Description of the task
Identify, in the records below, every line where the string "What" appears, and copy each such line.

[Stored data]
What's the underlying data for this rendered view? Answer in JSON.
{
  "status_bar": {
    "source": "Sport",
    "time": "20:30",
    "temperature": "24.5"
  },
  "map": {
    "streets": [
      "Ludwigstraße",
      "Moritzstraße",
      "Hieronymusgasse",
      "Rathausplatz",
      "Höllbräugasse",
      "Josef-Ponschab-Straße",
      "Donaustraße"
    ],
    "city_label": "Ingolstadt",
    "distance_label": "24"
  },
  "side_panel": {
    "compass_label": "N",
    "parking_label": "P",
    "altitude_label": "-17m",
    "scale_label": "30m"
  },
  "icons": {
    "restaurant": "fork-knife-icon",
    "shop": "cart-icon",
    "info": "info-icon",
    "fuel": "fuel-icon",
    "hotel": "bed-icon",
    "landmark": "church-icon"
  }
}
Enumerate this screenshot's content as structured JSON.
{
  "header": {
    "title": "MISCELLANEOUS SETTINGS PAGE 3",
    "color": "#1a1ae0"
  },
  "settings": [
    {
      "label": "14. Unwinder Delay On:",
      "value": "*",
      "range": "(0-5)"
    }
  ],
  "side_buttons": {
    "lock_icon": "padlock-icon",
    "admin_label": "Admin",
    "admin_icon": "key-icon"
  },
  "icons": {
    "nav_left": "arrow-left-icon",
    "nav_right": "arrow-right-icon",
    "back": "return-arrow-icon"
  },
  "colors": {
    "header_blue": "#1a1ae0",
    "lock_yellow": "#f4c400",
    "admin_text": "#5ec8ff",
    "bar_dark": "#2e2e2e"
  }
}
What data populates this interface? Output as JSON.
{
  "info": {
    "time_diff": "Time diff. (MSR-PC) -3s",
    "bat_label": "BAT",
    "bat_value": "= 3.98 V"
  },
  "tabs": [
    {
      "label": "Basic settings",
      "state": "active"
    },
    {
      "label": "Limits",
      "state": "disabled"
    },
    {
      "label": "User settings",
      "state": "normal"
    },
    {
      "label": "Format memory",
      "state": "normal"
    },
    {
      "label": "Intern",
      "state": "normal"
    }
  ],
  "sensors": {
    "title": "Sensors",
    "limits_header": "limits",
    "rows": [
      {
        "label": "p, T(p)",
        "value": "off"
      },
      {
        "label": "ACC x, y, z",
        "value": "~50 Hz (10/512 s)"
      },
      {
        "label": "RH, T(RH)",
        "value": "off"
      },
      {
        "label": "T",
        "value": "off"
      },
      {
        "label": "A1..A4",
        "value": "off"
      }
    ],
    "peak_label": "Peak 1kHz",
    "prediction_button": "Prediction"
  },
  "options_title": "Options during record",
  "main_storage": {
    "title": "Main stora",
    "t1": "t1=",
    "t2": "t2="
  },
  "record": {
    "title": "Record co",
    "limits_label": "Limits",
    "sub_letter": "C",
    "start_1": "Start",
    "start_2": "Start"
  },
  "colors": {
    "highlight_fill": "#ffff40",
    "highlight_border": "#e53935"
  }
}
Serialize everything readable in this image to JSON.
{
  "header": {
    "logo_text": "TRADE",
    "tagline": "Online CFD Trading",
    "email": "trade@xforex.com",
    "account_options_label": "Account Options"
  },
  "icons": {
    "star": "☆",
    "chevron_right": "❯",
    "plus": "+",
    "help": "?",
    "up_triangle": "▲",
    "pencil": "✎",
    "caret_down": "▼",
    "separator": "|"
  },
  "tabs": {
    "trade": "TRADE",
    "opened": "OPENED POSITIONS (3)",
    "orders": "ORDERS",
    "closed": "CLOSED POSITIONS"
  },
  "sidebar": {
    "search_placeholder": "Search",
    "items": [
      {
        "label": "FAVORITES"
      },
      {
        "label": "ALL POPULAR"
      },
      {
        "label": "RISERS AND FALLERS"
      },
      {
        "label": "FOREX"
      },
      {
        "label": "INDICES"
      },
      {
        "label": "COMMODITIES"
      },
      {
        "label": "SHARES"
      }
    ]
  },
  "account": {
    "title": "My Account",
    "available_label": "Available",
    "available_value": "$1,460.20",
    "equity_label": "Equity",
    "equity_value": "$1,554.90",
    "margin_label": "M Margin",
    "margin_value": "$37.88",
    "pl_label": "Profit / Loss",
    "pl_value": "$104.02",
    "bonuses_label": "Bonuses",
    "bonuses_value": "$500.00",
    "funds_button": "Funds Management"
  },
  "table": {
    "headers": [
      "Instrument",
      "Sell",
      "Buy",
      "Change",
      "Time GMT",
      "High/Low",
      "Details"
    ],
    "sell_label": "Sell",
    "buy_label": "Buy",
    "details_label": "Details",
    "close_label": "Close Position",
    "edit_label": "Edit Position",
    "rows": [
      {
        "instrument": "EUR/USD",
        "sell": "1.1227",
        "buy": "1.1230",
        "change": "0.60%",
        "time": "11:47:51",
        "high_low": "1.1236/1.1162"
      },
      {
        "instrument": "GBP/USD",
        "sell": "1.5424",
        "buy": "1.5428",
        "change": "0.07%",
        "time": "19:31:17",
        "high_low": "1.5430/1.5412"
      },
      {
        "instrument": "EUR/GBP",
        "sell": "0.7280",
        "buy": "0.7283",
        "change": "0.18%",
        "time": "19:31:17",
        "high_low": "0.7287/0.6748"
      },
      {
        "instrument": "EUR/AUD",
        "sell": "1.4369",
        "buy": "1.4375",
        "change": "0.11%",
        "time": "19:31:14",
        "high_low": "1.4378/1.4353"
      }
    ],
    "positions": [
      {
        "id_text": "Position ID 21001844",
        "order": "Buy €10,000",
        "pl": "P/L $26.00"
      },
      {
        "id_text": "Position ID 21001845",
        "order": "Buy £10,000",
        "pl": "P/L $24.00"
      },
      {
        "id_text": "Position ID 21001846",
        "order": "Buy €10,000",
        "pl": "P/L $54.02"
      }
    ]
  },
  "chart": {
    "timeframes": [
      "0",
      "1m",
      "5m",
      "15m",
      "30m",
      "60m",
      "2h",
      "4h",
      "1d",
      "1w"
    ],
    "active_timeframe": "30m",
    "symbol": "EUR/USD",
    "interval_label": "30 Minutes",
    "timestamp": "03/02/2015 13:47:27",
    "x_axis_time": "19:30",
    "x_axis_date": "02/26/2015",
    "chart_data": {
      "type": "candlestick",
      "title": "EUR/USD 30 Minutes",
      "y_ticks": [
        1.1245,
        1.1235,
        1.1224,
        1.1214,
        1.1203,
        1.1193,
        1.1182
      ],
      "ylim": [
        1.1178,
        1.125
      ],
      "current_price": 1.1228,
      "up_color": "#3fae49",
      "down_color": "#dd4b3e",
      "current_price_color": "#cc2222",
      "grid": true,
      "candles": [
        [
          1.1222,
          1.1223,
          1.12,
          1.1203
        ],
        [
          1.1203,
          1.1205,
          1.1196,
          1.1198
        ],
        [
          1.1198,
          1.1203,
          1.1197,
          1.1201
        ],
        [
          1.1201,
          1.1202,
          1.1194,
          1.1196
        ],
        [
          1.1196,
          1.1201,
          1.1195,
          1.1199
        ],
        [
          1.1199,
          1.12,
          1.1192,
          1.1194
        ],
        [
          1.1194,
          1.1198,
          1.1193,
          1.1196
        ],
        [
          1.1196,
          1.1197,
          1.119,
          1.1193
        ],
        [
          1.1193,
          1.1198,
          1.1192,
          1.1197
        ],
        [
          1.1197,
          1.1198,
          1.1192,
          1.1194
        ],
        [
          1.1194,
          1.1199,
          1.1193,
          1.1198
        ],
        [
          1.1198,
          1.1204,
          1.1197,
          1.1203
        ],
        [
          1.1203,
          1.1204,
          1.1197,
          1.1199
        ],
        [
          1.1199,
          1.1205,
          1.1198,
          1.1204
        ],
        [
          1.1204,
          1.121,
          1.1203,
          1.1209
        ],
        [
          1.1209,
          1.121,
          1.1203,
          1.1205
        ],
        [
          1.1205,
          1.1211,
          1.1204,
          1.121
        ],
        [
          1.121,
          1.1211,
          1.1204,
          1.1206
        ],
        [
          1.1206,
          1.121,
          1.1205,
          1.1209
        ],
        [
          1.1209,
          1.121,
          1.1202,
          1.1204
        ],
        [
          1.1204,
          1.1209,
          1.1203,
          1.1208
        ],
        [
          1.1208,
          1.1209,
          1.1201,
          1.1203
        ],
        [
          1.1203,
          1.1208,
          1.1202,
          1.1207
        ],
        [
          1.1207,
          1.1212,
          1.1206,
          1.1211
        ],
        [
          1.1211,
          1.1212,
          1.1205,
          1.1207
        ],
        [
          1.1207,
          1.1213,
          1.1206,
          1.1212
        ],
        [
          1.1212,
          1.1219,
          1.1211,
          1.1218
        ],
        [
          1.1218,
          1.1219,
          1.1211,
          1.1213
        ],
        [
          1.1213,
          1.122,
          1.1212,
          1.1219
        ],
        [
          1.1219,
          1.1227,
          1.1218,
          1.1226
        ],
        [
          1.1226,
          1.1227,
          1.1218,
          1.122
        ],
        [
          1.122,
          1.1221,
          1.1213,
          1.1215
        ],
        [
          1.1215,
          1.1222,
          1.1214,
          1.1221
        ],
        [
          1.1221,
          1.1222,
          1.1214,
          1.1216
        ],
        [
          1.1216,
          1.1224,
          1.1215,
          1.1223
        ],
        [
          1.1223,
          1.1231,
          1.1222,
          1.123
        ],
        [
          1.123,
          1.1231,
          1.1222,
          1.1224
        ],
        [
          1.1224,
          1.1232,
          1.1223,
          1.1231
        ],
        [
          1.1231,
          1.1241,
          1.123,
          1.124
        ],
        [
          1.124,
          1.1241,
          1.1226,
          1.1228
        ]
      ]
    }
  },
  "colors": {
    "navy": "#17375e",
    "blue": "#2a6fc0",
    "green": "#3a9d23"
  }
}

Response to this exercise
What's the underlying data for this rendered view? Answer in JSON.
What data populates this interface? Output as JSON.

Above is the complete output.